● **INPUT MATERIAL**
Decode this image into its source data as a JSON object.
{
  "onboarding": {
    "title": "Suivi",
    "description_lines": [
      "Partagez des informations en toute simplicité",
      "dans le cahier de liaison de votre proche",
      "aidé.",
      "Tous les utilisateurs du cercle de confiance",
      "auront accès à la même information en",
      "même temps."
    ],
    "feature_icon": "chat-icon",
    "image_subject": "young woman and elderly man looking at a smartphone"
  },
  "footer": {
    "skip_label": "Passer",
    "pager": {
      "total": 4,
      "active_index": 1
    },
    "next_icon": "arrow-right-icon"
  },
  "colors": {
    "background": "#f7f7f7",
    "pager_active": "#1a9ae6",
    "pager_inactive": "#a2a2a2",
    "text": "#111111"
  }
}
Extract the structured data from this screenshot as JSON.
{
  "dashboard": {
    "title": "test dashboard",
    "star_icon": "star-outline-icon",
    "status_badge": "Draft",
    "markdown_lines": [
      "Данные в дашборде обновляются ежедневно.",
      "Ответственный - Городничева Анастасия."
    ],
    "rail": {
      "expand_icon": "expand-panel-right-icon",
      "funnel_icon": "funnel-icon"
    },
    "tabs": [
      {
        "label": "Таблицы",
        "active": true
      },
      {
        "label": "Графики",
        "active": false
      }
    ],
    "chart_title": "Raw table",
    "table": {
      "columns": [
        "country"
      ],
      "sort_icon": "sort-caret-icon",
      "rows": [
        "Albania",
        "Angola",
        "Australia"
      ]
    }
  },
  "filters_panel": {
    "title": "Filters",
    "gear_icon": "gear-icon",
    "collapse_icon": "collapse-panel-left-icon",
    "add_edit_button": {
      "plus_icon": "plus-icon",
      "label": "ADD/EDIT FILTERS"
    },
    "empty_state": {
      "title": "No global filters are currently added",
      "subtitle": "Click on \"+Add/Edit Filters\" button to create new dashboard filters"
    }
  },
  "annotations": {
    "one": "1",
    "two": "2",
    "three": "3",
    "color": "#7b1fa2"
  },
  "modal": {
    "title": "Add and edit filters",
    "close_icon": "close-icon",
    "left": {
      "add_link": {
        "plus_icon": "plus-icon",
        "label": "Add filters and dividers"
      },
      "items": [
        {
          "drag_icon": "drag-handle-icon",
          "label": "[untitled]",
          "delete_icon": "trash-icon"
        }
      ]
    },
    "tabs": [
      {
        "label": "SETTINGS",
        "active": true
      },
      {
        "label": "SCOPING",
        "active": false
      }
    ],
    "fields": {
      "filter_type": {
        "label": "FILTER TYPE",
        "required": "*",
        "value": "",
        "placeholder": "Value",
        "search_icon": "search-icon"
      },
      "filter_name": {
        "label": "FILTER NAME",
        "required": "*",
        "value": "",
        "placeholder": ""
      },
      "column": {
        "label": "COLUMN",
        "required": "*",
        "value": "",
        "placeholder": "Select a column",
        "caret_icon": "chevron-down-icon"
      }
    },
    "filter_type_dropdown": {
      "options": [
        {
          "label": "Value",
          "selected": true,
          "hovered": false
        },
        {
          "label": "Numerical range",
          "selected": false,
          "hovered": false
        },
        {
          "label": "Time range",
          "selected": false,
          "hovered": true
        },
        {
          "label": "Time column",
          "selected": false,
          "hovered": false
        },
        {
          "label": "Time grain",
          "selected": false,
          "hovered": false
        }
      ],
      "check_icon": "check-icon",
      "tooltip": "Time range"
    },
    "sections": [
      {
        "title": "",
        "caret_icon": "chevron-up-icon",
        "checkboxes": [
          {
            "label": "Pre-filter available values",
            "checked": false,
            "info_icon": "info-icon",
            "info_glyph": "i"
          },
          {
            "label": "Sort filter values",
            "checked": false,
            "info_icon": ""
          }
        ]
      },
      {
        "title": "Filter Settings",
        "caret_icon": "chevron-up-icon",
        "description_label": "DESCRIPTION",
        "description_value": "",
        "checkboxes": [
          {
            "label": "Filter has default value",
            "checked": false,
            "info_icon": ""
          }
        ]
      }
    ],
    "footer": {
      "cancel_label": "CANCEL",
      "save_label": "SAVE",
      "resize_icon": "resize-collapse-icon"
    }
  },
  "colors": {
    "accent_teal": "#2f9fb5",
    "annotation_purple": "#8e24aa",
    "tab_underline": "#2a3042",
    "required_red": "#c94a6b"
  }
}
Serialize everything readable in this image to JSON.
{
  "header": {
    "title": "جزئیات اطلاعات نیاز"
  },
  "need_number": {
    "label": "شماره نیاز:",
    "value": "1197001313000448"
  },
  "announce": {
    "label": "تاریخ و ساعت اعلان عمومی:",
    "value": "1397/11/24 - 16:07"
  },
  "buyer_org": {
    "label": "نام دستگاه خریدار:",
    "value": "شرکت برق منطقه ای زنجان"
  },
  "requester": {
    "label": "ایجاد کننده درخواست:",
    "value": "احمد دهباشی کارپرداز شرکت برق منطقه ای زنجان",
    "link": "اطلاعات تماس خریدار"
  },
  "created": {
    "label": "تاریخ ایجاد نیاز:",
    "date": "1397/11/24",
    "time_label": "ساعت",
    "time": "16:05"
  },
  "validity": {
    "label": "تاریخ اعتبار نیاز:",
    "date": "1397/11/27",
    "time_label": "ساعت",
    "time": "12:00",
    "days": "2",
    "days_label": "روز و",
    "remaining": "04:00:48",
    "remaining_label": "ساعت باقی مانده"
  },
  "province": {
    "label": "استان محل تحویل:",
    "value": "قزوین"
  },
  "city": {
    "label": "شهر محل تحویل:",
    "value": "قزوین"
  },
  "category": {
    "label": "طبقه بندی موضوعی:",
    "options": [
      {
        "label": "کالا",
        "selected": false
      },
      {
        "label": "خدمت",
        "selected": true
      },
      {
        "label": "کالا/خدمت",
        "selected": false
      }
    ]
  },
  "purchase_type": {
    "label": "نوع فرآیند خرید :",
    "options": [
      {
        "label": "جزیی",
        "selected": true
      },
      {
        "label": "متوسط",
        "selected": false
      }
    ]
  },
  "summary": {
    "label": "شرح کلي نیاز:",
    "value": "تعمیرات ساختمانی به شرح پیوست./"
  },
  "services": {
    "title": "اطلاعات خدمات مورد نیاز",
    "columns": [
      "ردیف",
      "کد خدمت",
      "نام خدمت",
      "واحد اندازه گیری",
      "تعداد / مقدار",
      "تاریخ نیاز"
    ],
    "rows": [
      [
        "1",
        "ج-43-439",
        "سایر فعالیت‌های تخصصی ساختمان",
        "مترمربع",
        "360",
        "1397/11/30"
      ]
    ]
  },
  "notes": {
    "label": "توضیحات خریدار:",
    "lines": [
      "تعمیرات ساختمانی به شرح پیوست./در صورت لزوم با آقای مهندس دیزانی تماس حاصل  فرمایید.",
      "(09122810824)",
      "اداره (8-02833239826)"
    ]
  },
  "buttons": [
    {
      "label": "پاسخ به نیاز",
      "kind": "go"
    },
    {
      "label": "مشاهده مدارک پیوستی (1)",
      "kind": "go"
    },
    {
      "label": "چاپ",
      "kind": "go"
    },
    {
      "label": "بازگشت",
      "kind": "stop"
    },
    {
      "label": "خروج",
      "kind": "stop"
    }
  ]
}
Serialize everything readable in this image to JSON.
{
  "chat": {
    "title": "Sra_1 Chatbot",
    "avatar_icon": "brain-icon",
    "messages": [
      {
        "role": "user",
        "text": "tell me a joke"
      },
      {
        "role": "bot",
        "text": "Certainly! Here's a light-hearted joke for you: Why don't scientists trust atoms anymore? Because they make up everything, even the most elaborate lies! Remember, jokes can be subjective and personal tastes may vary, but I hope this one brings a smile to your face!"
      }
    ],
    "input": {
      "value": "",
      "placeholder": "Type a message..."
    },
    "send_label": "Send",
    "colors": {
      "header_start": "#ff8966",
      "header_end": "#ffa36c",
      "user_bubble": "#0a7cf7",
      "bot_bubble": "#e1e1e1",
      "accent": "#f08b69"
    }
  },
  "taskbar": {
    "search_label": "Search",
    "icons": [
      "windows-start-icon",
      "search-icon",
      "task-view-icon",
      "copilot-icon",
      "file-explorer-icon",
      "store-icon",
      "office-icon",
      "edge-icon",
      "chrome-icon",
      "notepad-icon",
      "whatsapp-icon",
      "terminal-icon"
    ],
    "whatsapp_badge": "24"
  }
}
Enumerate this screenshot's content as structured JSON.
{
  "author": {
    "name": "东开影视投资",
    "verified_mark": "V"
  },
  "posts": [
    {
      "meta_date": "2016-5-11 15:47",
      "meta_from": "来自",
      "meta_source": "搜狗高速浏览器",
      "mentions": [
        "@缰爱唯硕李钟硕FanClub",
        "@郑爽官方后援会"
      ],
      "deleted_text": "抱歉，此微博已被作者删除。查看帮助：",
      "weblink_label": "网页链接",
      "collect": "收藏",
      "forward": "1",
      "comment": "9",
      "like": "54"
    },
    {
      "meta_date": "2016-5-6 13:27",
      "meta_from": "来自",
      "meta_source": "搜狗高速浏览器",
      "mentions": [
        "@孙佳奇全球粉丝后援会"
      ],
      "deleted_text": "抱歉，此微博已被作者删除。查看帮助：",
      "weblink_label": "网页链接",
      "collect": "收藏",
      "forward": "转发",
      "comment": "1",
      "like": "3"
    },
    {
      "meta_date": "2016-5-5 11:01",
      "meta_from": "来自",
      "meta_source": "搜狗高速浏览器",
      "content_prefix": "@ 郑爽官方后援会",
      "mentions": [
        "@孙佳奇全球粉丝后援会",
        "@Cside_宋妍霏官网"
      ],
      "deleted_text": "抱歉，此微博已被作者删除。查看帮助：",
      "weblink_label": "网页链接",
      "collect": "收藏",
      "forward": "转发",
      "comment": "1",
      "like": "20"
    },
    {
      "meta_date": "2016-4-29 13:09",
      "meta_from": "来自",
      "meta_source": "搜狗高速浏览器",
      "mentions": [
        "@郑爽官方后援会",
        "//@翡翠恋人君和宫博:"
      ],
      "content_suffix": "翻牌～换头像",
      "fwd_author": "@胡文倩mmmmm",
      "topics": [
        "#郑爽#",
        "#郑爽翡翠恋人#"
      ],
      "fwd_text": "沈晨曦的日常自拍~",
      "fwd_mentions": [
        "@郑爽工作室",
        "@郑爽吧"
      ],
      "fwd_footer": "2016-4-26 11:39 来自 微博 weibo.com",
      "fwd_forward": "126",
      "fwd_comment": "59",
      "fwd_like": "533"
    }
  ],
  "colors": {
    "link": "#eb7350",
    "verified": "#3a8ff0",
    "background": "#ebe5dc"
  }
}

● **YOUR GOAL**
Tally the lines above that contain the word "left", and reply with only the number.

● **COMPLETE RESPONSE**
2